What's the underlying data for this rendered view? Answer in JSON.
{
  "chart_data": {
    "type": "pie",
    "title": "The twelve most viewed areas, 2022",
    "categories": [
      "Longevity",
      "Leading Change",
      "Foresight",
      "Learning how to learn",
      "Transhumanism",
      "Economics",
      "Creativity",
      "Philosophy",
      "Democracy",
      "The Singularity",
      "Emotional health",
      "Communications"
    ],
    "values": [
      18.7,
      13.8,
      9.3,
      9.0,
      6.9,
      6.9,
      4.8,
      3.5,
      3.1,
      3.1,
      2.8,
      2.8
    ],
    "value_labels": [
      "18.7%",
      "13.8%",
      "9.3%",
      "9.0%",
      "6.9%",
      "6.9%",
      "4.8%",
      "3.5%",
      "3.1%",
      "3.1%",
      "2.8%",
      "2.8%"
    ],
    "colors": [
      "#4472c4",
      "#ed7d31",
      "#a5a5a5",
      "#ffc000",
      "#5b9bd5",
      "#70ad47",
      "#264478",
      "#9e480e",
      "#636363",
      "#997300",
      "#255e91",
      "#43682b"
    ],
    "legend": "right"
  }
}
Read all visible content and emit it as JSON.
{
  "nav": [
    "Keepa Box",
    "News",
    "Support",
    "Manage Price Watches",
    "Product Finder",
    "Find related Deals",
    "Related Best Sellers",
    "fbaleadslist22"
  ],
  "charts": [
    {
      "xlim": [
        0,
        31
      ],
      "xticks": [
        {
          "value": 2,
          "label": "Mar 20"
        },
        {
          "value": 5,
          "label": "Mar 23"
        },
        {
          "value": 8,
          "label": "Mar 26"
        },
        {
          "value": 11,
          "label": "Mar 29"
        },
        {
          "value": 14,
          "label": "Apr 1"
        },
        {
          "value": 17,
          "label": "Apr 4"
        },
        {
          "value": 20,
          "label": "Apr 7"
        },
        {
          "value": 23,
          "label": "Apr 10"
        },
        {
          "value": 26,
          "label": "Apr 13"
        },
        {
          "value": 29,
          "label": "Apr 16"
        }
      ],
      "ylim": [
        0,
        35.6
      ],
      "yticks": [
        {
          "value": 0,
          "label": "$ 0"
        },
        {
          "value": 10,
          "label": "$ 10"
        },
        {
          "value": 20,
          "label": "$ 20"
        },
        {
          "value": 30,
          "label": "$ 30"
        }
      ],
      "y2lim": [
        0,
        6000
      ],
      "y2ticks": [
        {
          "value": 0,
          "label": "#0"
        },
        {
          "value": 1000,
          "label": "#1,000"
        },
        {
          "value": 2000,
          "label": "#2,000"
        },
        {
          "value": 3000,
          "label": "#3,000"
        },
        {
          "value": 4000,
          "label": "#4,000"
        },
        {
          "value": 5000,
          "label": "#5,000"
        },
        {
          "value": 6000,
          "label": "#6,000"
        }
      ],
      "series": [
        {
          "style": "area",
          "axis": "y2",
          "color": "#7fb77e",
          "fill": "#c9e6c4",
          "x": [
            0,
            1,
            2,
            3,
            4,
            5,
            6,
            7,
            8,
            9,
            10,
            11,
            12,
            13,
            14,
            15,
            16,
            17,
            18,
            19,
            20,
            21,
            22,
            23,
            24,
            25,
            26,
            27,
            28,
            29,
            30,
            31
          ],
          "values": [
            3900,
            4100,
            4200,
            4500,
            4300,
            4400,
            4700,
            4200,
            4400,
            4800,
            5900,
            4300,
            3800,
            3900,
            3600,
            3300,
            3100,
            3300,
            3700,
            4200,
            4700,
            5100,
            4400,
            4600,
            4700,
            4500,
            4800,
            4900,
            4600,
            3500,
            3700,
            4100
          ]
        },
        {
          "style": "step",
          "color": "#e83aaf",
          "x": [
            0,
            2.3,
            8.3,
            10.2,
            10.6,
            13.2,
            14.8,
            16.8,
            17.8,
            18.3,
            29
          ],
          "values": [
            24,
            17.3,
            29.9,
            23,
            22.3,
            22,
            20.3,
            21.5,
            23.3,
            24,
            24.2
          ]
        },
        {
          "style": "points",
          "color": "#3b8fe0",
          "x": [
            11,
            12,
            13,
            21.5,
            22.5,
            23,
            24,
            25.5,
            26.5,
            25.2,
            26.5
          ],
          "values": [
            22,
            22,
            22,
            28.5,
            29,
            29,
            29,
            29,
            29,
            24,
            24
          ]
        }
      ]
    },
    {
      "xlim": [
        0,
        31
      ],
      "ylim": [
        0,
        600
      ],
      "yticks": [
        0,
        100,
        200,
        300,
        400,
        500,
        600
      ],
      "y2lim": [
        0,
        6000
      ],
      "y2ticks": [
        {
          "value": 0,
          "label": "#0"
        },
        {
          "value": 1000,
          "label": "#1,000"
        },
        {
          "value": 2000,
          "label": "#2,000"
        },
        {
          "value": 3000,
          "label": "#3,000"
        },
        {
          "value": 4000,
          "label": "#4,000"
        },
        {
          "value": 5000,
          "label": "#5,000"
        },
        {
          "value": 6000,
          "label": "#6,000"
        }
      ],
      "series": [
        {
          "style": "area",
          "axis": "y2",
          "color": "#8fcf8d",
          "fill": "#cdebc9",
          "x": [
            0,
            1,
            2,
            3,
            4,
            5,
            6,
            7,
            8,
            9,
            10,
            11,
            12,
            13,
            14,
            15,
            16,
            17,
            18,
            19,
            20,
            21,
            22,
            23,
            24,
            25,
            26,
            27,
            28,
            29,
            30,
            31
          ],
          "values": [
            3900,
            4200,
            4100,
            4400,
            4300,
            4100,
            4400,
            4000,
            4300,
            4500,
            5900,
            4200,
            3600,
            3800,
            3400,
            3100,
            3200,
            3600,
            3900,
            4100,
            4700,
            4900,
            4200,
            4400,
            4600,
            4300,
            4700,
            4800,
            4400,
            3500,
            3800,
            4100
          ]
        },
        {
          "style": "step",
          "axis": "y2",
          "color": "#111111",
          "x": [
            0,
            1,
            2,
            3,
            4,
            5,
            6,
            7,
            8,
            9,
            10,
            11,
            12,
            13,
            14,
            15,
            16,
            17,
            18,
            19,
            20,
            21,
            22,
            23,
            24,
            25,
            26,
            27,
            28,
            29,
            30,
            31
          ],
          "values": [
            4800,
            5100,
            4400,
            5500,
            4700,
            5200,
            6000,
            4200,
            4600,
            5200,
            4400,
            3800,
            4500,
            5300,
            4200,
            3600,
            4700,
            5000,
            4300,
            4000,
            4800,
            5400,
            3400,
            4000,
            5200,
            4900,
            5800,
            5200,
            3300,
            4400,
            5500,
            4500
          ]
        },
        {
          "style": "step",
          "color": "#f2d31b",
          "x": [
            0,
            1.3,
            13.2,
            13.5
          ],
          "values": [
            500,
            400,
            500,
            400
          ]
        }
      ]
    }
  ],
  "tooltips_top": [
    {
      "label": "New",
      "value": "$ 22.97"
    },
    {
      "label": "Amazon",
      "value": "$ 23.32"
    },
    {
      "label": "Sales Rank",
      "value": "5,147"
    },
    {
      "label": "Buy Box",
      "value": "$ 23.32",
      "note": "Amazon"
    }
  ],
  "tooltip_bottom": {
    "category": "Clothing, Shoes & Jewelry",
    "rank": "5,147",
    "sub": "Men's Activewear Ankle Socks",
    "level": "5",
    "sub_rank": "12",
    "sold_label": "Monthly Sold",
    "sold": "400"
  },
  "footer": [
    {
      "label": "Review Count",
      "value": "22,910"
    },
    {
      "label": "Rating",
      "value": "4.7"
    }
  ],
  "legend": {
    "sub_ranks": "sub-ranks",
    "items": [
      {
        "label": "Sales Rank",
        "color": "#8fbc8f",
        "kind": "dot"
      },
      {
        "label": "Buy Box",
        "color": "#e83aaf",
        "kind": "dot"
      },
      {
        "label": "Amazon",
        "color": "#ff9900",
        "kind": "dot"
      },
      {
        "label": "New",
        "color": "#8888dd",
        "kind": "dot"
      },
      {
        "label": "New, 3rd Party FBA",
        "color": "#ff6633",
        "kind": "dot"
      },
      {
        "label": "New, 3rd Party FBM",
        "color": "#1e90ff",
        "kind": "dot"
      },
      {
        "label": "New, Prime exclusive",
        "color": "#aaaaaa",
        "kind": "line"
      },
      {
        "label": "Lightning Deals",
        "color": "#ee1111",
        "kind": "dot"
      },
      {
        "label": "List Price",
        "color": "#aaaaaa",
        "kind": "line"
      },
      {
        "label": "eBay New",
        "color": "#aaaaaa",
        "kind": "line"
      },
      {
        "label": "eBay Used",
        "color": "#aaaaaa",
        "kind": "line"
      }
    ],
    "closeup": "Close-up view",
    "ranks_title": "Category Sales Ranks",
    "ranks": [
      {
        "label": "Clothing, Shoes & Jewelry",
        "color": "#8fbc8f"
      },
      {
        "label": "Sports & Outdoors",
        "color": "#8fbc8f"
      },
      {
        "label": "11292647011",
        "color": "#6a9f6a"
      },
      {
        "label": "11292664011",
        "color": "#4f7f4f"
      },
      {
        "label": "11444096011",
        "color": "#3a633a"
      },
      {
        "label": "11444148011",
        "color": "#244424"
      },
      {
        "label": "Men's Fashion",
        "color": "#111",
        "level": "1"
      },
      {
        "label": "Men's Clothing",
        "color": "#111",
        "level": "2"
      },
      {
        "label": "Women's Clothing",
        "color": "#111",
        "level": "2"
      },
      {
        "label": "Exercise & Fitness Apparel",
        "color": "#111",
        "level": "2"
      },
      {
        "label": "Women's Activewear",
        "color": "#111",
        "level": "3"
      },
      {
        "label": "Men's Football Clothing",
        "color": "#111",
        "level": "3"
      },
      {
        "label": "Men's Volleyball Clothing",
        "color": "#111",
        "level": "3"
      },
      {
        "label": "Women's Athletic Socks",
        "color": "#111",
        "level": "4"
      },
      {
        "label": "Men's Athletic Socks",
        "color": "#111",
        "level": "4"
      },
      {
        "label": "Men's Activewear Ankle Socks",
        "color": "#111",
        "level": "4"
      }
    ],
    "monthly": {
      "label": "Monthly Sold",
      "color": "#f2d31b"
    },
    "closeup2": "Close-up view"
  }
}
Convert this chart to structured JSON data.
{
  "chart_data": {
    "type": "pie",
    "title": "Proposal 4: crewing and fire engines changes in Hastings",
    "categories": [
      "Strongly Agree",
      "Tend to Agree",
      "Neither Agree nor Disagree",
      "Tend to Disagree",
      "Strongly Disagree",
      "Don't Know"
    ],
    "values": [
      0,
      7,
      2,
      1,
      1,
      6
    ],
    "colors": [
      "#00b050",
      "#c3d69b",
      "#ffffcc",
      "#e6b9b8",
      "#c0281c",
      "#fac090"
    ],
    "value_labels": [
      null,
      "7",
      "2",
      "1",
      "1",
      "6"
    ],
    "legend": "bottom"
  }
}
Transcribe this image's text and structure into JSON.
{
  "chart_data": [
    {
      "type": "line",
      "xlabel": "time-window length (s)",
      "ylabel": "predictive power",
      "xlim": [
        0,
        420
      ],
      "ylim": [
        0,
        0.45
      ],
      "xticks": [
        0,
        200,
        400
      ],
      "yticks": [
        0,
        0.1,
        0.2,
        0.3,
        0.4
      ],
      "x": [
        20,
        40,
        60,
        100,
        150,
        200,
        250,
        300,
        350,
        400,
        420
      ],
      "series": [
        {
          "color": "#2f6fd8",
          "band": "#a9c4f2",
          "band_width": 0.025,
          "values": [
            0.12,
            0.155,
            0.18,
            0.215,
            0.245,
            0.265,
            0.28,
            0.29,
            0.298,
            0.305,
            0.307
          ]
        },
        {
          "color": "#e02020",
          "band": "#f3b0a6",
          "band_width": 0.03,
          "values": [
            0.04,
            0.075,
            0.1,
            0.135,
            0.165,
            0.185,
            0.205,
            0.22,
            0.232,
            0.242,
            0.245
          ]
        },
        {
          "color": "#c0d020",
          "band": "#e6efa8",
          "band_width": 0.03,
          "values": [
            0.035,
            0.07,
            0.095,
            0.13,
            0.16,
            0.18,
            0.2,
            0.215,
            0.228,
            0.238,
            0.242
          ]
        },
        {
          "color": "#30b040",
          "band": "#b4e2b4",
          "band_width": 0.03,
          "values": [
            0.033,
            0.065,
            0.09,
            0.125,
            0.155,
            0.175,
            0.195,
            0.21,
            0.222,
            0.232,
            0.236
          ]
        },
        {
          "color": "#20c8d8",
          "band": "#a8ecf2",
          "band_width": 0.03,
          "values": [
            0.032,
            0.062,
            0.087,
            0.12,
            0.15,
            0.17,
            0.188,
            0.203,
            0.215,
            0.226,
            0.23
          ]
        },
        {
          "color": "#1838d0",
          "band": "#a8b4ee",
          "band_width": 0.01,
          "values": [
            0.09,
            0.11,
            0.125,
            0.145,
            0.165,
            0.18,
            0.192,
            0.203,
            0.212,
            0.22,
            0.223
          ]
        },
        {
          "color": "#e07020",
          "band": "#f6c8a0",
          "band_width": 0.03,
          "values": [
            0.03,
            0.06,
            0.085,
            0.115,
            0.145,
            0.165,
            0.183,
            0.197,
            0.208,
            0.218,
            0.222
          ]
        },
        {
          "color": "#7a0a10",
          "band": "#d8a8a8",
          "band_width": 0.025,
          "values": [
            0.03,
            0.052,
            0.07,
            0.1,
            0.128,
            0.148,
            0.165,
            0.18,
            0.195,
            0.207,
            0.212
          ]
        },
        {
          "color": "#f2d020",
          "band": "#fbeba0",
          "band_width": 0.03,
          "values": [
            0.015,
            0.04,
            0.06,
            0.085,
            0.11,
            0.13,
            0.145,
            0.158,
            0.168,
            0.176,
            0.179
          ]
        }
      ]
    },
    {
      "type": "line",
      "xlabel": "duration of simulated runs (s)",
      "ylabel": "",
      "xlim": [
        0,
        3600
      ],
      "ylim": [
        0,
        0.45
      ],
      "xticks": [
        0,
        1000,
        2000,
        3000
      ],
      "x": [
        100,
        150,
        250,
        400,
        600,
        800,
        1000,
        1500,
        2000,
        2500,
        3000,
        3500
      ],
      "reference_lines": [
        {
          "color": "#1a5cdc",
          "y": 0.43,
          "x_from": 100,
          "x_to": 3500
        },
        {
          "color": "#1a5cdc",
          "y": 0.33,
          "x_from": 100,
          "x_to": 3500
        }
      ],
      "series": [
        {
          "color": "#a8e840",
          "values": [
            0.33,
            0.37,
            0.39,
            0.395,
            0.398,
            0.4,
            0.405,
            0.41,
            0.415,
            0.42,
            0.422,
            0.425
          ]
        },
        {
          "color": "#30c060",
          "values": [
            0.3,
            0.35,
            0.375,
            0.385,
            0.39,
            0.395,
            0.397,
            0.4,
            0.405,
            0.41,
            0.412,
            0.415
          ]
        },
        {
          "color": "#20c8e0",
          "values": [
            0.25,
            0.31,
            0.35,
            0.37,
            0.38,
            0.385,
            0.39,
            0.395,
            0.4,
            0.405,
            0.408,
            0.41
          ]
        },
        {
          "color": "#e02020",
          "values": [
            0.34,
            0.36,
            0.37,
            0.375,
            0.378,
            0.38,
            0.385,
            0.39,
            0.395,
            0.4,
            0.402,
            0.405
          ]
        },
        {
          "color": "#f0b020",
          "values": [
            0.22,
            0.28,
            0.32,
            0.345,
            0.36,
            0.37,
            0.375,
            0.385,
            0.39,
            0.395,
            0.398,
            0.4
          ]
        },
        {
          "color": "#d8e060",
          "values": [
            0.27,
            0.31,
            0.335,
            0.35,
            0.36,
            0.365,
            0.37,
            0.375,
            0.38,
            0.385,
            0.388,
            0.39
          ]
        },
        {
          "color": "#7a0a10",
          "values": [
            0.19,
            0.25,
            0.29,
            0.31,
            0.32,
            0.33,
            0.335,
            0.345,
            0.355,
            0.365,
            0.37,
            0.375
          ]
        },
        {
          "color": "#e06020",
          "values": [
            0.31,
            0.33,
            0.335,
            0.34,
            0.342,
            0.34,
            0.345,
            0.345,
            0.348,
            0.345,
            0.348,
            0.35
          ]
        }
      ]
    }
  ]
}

**What the exercise asks**
Each line that has the word "Socks" should be copied.

**Correct output**
    "sub": "Men's Activewear Ankle Socks",
        "label": "Women's Athletic Socks",
        "label": "Men's Athletic Socks",
        "label": "Men's Activewear Ankle Socks",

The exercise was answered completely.